Collect each line of the entries that holds the string "this".

**EXERCISE MATERIALS:**
************

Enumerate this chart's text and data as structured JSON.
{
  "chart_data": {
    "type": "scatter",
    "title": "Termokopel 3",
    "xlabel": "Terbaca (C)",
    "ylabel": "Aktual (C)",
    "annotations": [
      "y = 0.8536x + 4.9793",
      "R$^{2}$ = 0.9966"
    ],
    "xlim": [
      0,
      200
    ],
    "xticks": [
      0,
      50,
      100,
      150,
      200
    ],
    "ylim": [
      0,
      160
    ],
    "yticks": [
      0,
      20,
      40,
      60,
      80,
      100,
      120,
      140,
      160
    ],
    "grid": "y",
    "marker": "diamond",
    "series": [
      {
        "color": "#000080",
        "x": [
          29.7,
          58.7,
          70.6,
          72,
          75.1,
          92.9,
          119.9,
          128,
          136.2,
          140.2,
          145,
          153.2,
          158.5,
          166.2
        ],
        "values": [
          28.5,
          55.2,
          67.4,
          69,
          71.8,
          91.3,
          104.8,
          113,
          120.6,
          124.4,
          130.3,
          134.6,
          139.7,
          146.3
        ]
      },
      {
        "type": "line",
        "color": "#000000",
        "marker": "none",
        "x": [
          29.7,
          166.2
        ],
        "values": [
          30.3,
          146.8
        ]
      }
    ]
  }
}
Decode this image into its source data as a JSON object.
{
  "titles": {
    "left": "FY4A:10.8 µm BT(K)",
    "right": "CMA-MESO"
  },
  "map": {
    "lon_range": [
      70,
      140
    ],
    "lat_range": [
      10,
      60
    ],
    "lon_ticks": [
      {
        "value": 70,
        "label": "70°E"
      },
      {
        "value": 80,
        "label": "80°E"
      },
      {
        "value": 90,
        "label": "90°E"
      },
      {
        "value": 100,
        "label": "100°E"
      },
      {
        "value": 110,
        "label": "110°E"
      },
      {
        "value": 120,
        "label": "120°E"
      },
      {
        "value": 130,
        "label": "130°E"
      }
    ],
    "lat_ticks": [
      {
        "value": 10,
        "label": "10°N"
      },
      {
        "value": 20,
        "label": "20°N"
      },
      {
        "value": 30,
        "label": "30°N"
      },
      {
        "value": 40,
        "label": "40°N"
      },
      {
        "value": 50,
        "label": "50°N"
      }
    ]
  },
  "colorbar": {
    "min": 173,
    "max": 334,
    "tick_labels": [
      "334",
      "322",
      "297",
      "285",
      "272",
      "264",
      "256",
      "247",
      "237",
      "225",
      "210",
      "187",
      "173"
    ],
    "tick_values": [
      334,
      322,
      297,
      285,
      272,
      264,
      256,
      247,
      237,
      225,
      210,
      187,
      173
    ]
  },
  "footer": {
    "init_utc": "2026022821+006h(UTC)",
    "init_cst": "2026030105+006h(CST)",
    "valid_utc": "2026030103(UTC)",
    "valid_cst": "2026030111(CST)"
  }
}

************

**COMPLETE ANSWER:**
Enumerate this chart's text and data as structured JSON.
Decode this image into its source data as a JSON object.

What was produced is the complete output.